Dataset items
▬▬▬▬▬▬

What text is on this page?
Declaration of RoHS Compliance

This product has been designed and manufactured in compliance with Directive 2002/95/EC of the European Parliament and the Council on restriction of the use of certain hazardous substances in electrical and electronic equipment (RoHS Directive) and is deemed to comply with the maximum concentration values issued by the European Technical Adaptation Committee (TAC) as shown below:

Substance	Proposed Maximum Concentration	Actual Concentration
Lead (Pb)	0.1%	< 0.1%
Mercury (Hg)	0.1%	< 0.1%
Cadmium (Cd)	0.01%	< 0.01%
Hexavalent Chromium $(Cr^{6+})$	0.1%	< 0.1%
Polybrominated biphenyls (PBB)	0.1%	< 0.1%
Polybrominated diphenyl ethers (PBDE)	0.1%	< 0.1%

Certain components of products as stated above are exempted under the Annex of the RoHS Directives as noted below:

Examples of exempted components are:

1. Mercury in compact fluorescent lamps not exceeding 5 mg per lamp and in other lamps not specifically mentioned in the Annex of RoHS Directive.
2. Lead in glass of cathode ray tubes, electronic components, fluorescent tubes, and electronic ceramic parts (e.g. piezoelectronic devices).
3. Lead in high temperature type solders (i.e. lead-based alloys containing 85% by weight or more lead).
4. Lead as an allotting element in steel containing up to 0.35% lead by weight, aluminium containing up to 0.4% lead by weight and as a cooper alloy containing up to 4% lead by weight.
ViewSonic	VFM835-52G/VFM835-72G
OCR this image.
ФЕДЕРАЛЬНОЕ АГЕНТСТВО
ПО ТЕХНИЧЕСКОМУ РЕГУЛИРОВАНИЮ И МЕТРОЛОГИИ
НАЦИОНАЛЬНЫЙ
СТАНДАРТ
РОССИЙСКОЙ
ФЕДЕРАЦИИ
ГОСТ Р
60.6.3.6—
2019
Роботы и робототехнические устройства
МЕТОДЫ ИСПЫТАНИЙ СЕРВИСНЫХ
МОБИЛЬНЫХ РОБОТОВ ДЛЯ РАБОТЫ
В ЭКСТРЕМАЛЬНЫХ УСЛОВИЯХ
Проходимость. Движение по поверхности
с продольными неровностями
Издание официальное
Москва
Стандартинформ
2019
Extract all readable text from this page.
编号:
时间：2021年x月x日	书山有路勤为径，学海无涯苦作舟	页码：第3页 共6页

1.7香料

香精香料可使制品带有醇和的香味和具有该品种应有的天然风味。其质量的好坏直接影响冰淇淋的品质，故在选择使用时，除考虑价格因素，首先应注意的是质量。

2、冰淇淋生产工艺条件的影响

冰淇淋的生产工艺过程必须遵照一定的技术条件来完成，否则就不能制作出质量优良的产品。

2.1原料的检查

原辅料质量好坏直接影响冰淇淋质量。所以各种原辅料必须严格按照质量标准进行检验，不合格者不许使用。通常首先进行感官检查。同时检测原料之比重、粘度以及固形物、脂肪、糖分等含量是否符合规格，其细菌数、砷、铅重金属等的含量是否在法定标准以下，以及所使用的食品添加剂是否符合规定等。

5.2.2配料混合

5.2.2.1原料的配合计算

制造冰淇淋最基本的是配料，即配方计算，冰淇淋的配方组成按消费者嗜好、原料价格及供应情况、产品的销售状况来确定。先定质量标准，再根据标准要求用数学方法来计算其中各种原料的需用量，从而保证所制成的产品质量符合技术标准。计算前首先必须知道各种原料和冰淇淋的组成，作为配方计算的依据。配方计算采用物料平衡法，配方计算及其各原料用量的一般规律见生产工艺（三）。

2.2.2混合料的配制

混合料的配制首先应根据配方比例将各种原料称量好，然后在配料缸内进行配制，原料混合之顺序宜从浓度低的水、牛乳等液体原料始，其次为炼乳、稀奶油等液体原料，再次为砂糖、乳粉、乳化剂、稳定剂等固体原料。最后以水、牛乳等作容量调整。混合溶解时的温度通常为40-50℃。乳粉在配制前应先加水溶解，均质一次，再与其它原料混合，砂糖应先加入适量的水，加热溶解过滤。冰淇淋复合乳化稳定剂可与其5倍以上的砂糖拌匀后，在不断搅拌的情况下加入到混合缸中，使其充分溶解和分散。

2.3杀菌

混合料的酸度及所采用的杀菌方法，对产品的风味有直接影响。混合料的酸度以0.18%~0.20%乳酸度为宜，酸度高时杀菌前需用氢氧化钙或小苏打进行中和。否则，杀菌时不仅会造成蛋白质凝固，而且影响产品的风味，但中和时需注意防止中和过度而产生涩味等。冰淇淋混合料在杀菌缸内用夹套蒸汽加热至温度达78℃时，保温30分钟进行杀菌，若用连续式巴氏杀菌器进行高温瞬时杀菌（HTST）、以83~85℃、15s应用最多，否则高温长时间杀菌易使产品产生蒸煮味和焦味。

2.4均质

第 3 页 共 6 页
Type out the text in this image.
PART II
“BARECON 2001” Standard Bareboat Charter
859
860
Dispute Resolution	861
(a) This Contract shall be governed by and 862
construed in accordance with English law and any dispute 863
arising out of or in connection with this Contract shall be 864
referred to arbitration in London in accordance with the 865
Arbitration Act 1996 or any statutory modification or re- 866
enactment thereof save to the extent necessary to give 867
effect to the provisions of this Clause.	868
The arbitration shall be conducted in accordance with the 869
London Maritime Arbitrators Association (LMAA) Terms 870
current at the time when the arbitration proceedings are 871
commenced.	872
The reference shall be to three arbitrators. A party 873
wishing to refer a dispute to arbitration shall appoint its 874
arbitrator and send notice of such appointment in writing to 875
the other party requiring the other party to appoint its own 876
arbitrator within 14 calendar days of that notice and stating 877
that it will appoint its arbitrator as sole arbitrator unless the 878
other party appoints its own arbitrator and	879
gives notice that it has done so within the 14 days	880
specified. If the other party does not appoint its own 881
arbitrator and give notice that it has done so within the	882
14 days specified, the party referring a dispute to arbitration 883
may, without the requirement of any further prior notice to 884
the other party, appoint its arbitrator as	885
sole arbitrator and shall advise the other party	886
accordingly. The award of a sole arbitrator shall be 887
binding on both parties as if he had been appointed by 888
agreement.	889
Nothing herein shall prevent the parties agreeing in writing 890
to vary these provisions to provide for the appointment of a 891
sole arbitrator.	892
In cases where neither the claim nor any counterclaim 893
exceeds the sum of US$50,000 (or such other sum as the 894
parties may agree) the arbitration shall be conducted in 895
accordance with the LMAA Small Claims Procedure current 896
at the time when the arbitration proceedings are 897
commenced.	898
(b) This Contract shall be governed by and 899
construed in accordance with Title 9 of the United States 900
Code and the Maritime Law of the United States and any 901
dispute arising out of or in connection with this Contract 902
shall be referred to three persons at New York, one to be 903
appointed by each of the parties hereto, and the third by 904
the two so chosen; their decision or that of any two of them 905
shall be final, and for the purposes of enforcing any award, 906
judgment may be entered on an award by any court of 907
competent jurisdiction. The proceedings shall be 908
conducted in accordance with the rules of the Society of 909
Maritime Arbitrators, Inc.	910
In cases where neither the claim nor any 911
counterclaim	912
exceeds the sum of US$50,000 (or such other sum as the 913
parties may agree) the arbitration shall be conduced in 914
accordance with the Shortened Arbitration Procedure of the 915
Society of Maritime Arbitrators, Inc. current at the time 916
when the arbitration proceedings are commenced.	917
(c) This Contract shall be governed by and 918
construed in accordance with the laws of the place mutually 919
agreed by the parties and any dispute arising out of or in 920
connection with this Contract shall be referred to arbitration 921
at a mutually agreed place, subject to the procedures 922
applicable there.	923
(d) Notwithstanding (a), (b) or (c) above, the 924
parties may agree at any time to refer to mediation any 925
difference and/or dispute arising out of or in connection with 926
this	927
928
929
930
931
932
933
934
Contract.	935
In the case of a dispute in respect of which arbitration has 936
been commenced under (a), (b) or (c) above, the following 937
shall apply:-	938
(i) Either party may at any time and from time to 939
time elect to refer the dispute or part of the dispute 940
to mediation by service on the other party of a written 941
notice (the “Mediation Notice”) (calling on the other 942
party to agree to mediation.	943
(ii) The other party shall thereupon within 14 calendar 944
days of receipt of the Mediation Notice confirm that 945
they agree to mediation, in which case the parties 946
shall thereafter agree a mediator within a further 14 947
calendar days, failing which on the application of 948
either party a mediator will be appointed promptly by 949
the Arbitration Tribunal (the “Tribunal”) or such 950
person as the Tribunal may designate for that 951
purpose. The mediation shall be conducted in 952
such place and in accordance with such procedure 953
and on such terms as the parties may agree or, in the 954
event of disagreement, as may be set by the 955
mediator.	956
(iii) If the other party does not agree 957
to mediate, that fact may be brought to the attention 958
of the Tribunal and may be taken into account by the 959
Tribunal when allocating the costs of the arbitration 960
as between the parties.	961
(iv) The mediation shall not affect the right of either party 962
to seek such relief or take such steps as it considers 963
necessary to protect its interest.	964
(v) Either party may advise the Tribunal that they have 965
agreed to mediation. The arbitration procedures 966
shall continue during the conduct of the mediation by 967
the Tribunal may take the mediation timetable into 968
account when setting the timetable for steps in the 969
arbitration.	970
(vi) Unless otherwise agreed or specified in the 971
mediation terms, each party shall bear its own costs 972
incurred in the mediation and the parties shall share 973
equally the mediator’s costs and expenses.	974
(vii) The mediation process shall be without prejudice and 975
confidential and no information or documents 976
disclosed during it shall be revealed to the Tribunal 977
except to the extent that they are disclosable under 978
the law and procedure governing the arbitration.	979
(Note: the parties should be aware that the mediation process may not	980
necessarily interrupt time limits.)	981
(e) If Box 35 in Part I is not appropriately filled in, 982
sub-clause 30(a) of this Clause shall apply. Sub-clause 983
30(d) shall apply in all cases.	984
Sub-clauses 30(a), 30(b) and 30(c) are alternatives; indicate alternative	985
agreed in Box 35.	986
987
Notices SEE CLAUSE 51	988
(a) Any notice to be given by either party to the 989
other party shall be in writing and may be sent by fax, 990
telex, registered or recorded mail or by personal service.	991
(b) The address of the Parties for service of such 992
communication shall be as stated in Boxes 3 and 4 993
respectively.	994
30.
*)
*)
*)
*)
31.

▬▬▬▬▬▬

**Set task**
List every line in the records above that contains the word "provisions".

**Exercise solution**
effect to the provisions of this Clause.	868
to vary these provisions to provide for the appointment of a 891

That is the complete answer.